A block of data
★ ★ ★ ★ ★ ★ ★
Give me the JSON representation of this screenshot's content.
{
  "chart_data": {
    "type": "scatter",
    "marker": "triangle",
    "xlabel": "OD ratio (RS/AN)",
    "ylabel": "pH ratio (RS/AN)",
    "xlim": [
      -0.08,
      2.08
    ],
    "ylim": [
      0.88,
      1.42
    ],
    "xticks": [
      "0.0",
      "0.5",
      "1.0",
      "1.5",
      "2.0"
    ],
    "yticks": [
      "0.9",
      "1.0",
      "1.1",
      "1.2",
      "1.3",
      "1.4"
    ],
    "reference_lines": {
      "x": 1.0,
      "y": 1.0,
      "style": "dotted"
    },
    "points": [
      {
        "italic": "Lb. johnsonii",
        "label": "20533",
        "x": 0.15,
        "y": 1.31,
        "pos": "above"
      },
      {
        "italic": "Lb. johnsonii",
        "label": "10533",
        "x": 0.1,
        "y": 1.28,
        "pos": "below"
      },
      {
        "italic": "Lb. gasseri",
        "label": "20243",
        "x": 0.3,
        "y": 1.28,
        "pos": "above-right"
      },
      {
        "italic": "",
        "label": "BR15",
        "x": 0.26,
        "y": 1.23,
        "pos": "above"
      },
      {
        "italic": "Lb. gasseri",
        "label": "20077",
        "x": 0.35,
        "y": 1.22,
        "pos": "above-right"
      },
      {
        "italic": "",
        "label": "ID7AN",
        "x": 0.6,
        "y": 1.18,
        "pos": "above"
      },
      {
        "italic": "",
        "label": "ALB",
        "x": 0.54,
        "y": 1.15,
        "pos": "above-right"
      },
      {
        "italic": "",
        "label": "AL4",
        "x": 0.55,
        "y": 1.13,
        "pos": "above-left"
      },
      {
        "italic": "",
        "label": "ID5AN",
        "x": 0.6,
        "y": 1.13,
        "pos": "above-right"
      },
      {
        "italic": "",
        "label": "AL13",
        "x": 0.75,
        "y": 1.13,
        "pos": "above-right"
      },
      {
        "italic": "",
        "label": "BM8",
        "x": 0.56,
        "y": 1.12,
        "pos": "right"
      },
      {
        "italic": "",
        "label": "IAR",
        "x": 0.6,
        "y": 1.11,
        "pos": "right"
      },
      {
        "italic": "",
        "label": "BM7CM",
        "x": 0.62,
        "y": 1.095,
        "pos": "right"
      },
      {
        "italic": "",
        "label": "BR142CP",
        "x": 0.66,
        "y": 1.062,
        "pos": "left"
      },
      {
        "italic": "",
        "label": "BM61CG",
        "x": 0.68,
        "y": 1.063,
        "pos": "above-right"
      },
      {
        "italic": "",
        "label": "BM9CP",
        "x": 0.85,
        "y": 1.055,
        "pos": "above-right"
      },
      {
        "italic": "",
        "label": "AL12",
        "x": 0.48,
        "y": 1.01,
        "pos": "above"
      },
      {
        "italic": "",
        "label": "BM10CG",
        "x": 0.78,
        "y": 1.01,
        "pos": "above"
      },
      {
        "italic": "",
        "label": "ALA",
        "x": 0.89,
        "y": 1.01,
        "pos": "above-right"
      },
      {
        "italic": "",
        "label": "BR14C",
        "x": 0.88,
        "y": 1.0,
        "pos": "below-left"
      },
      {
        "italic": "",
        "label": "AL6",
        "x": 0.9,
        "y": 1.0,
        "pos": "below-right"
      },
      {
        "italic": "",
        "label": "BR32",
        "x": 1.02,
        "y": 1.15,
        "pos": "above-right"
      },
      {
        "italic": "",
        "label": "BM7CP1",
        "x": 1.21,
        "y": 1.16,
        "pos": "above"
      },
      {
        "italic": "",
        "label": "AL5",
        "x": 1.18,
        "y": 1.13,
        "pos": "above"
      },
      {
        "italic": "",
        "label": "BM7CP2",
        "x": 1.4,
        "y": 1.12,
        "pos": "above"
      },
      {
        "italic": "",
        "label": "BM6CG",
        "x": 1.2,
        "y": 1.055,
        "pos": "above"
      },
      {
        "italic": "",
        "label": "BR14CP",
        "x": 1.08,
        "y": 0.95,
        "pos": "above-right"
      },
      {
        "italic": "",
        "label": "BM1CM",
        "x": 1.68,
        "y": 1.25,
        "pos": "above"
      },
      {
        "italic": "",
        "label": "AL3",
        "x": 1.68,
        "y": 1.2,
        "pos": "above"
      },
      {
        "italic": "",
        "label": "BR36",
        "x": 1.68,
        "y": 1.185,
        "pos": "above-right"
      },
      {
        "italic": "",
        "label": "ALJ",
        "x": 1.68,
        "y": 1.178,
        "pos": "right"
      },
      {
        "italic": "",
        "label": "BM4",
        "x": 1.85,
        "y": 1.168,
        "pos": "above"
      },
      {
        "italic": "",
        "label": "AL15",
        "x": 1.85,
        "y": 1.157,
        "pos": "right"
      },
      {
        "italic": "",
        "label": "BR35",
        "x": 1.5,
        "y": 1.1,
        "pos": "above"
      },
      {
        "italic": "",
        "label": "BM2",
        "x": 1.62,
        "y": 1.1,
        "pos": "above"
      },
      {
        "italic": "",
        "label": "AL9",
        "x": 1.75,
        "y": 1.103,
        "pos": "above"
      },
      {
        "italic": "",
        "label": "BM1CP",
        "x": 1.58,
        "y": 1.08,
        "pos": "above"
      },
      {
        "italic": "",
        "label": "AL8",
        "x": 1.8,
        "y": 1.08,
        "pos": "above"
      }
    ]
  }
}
★ ★ ★ ★ ★ ★ ★
◆ **Exercise**
Write the entire listing out again, word for word.

◆ **Exercise output**
Give me the JSON representation of this screenshot's content.
{
  "chart_data": {
    "type": "scatter",
    "marker": "triangle",
    "xlabel": "OD ratio (RS/AN)",
    "ylabel": "pH ratio (RS/AN)",
    "xlim": [
      -0.08,
      2.08
    ],
    "ylim": [
      0.88,
      1.42
    ],
    "xticks": [
      "0.0",
      "0.5",
      "1.0",
      "1.5",
      "2.0"
    ],
    "yticks": [
      "0.9",
      "1.0",
      "1.1",
      "1.2",
      "1.3",
      "1.4"
    ],
    "reference_lines": {
      "x": 1.0,
      "y": 1.0,
      "style": "dotted"
    },
    "points": [
      {
        "italic": "Lb. johnsonii",
        "label": "20533",
        "x": 0.15,
        "y": 1.31,
        "pos": "above"
      },
      {
        "italic": "Lb. johnsonii",
        "label": "10533",
        "x": 0.1,
        "y": 1.28,
        "pos": "below"
      },
      {
        "italic": "Lb. gasseri",
        "label": "20243",
        "x": 0.3,
        "y": 1.28,
        "pos": "above-right"
      },
      {
        "italic": "",
        "label": "BR15",
        "x": 0.26,
        "y": 1.23,
        "pos": "above"
      },
      {
        "italic": "Lb. gasseri",
        "label": "20077",
        "x": 0.35,
        "y": 1.22,
        "pos": "above-right"
      },
      {
        "italic": "",
        "label": "ID7AN",
        "x": 0.6,
        "y": 1.18,
        "pos": "above"
      },
      {
        "italic": "",
        "label": "ALB",
        "x": 0.54,
        "y": 1.15,
        "pos": "above-right"
      },
      {
        "italic": "",
        "label": "AL4",
        "x": 0.55,
        "y": 1.13,
        "pos": "above-left"
      },
      {
        "italic": "",
        "label": "ID5AN",
        "x": 0.6,
        "y": 1.13,
        "pos": "above-right"
      },
      {
        "italic": "",
        "label": "AL13",
        "x": 0.75,
        "y": 1.13,
        "pos": "above-right"
      },
      {
        "italic": "",
        "label": "BM8",
        "x": 0.56,
        "y": 1.12,
        "pos": "right"
      },
      {
        "italic": "",
        "label": "IAR",
        "x": 0.6,
        "y": 1.11,
        "pos": "right"
      },
      {
        "italic": "",
        "label": "BM7CM",
        "x": 0.62,
        "y": 1.095,
        "pos": "right"
      },
      {
        "italic": "",
        "label": "BR142CP",
        "x": 0.66,
        "y": 1.062,
        "pos": "left"
      },
      {
        "italic": "",
        "label": "BM61CG",
        "x": 0.68,
        "y": 1.063,
        "pos": "above-right"
      },
      {
        "italic": "",
        "label": "BM9CP",
        "x": 0.85,
        "y": 1.055,
        "pos": "above-right"
      },
      {
        "italic": "",
        "label": "AL12",
        "x": 0.48,
        "y": 1.01,
        "pos": "above"
      },
      {
        "italic": "",
        "label": "BM10CG",
        "x": 0.78,
        "y": 1.01,
        "pos": "above"
      },
      {
        "italic": "",
        "label": "ALA",
        "x": 0.89,
        "y": 1.01,
        "pos": "above-right"
      },
      {
        "italic": "",
        "label": "BR14C",
        "x": 0.88,
        "y": 1.0,
        "pos": "below-left"
      },
      {
        "italic": "",
        "label": "AL6",
        "x": 0.9,
        "y": 1.0,
        "pos": "below-right"
      },
      {
        "italic": "",
        "label": "BR32",
        "x": 1.02,
        "y": 1.15,
        "pos": "above-right"
      },
      {
        "italic": "",
        "label": "BM7CP1",
        "x": 1.21,
        "y": 1.16,
        "pos": "above"
      },
      {
        "italic": "",
        "label": "AL5",
        "x": 1.18,
        "y": 1.13,
        "pos": "above"
      },
      {
        "italic": "",
        "label": "BM7CP2",
        "x": 1.4,
        "y": 1.12,
        "pos": "above"
      },
      {
        "italic": "",
        "label": "BM6CG",
        "x": 1.2,
        "y": 1.055,
        "pos": "above"
      },
      {
        "italic": "",
        "label": "BR14CP",
        "x": 1.08,
        "y": 0.95,
        "pos": "above-right"
      },
      {
        "italic": "",
        "label": "BM1CM",
        "x": 1.68,
        "y": 1.25,
        "pos": "above"
      },
      {
        "italic": "",
        "label": "AL3",
        "x": 1.68,
        "y": 1.2,
        "pos": "above"
      },
      {
        "italic": "",
        "label": "BR36",
        "x": 1.68,
        "y": 1.185,
        "pos": "above-right"
      },
      {
        "italic": "",
        "label": "ALJ",
        "x": 1.68,
        "y": 1.178,
        "pos": "right"
      },
      {
        "italic": "",
        "label": "BM4",
        "x": 1.85,
        "y": 1.168,
        "pos": "above"
      },
      {
        "italic": "",
        "label": "AL15",
        "x": 1.85,
        "y": 1.157,
        "pos": "right"
      },
      {
        "italic": "",
        "label": "BR35",
        "x": 1.5,
        "y": 1.1,
        "pos": "above"
      },
      {
        "italic": "",
        "label": "BM2",
        "x": 1.62,
        "y": 1.1,
        "pos": "above"
      },
      {
        "italic": "",
        "label": "AL9",
        "x": 1.75,
        "y": 1.103,
        "pos": "above"
      },
      {
        "italic": "",
        "label": "BM1CP",
        "x": 1.58,
        "y": 1.08,
        "pos": "above"
      },
      {
        "italic": "",
        "label": "AL8",
        "x": 1.8,
        "y": 1.08,
        "pos": "above"
      }
    ]
  }
}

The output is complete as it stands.